** BEGIN INFORMATION SUPPLIED **

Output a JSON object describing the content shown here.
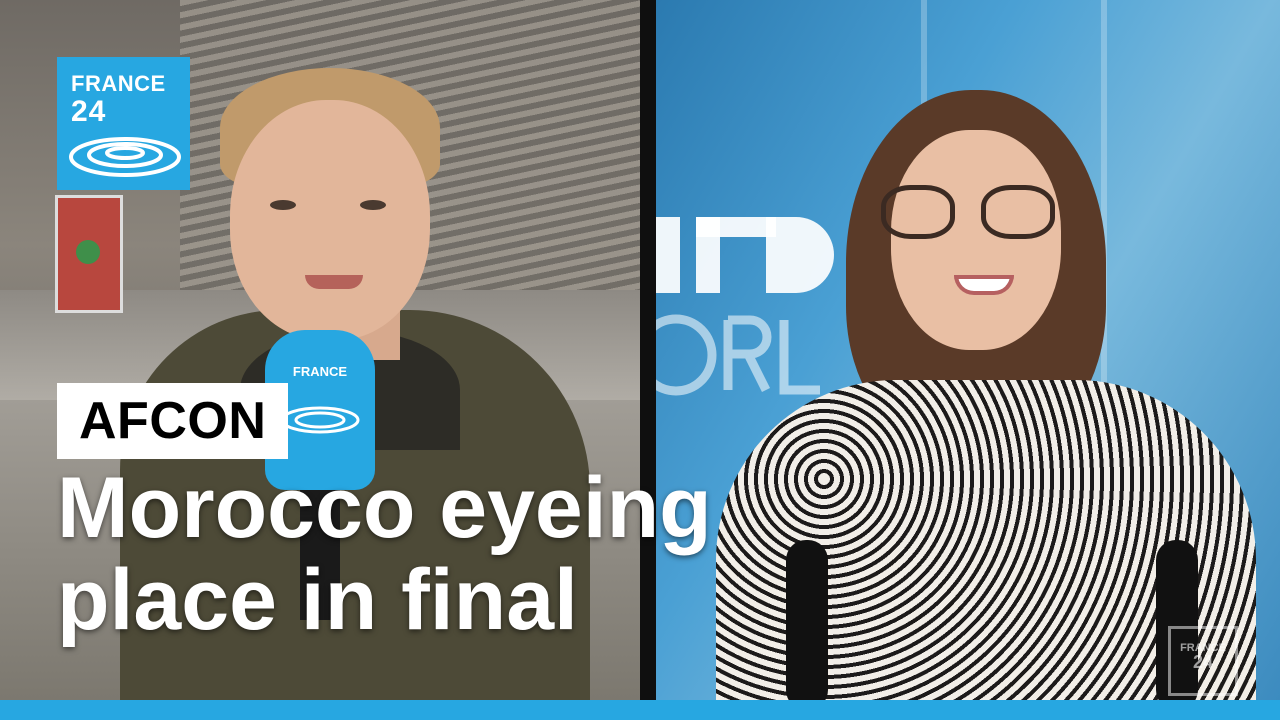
{
  "logo": {
    "line1": "FRANCE",
    "line2": "24",
    "color": "#27a7e1"
  },
  "mic_logo": "FRANCE",
  "caption": {
    "tag": "AFCON",
    "headline_line1": "Morocco eyeing",
    "headline_line2": "place in final"
  },
  "studio_logo": {
    "line1": "FRANCE",
    "line2": "24"
  },
  "colors": {
    "accent": "#27a7e1",
    "caption_box": "#ffffff",
    "headline_text": "#ffffff"
  }
}
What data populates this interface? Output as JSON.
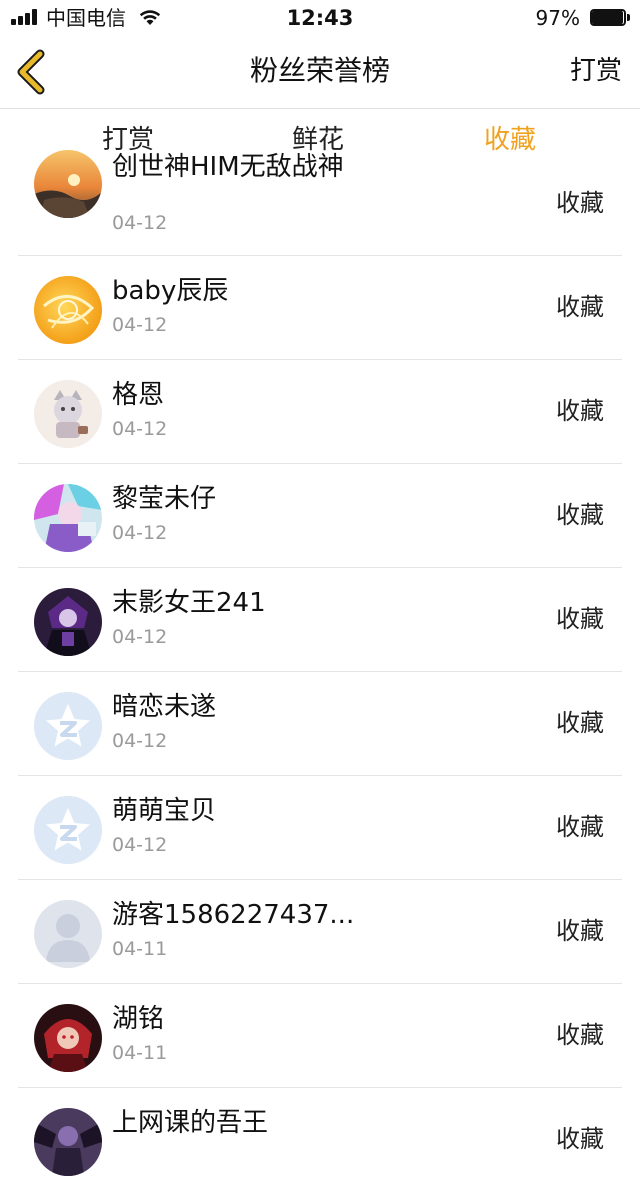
{
  "status_bar": {
    "carrier": "中国电信",
    "time": "12:43",
    "battery_percent": "97%",
    "battery_level": 0.97,
    "signal_bars": 4
  },
  "nav": {
    "title": "粉丝荣誉榜",
    "right_action": "打赏"
  },
  "tabs": [
    {
      "label": "打赏",
      "active": false
    },
    {
      "label": "鲜花",
      "active": false
    },
    {
      "label": "收藏",
      "active": true
    }
  ],
  "colors": {
    "accent": "#f0a21e",
    "back_icon": "#e8b92a",
    "date_text": "#9a9a9a",
    "divider": "#e4e4e4"
  },
  "list": [
    {
      "name": "创世神HIM无敌战神",
      "date": "04-12",
      "tag": "收藏",
      "avatar": "sunset-photo-avatar"
    },
    {
      "name": "baby辰辰",
      "date": "04-12",
      "tag": "收藏",
      "avatar": "orange-swirl-avatar"
    },
    {
      "name": "格恩",
      "date": "04-12",
      "tag": "收藏",
      "avatar": "anime-cat-avatar"
    },
    {
      "name": "黎莹未仔",
      "date": "04-12",
      "tag": "收藏",
      "avatar": "colorful-anime-avatar"
    },
    {
      "name": "末影女王241",
      "date": "04-12",
      "tag": "收藏",
      "avatar": "dark-anime-avatar"
    },
    {
      "name": "暗恋未遂",
      "date": "04-12",
      "tag": "收藏",
      "avatar": "qzone-star-avatar"
    },
    {
      "name": "萌萌宝贝",
      "date": "04-12",
      "tag": "收藏",
      "avatar": "qzone-star-avatar"
    },
    {
      "name": "游客1586227437...",
      "date": "04-11",
      "tag": "收藏",
      "avatar": "default-person-avatar"
    },
    {
      "name": "湖铭",
      "date": "04-11",
      "tag": "收藏",
      "avatar": "red-anime-avatar"
    },
    {
      "name": "上网课的吾王",
      "date": "",
      "tag": "收藏",
      "avatar": "dark-wings-avatar"
    }
  ]
}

** END INFORMATION SUPPLIED **

#### INSTRUCTIONS TO FOLLOW:
Your copy of the data above should match it exactly, except that pictures are left out.

#### TASK SOLUTION:
Output a JSON object describing the content shown here.
{
  "logo": {
    "line1": "FRANCE",
    "line2": "24",
    "color": "#27a7e1"
  },
  "mic_logo": "FRANCE",
  "caption": {
    "tag": "AFCON",
    "headline_line1": "Morocco eyeing",
    "headline_line2": "place in final"
  },
  "studio_logo": {
    "line1": "FRANCE",
    "line2": "24"
  },
  "colors": {
    "accent": "#27a7e1",
    "caption_box": "#ffffff",
    "headline_text": "#ffffff"
  }
}
What data populates this interface? Output as JSON.
{
  "status_bar": {
    "carrier": "中国电信",
    "time": "12:43",
    "battery_percent": "97%",
    "battery_level": 0.97,
    "signal_bars": 4
  },
  "nav": {
    "title": "粉丝荣誉榜",
    "right_action": "打赏"
  },
  "tabs": [
    {
      "label": "打赏",
      "active": false
    },
    {
      "label": "鲜花",
      "active": false
    },
    {
      "label": "收藏",
      "active": true
    }
  ],
  "colors": {
    "accent": "#f0a21e",
    "back_icon": "#e8b92a",
    "date_text": "#9a9a9a",
    "divider": "#e4e4e4"
  },
  "list": [
    {
      "name": "创世神HIM无敌战神",
      "date": "04-12",
      "tag": "收藏",
      "avatar": "sunset-photo-avatar"
    },
    {
      "name": "baby辰辰",
      "date": "04-12",
      "tag": "收藏",
      "avatar": "orange-swirl-avatar"
    },
    {
      "name": "格恩",
      "date": "04-12",
      "tag": "收藏",
      "avatar": "anime-cat-avatar"
    },
    {
      "name": "黎莹未仔",
      "date": "04-12",
      "tag": "收藏",
      "avatar": "colorful-anime-avatar"
    },
    {
      "name": "末影女王241",
      "date": "04-12",
      "tag": "收藏",
      "avatar": "dark-anime-avatar"
    },
    {
      "name": "暗恋未遂",
      "date": "04-12",
      "tag": "收藏",
      "avatar": "qzone-star-avatar"
    },
    {
      "name": "萌萌宝贝",
      "date": "04-12",
      "tag": "收藏",
      "avatar": "qzone-star-avatar"
    },
    {
      "name": "游客1586227437...",
      "date": "04-11",
      "tag": "收藏",
      "avatar": "default-person-avatar"
    },
    {
      "name": "湖铭",
      "date": "04-11",
      "tag": "收藏",
      "avatar": "red-anime-avatar"
    },
    {
      "name": "上网课的吾王",
      "date": "",
      "tag": "收藏",
      "avatar": "dark-wings-avatar"
    }
  ]
}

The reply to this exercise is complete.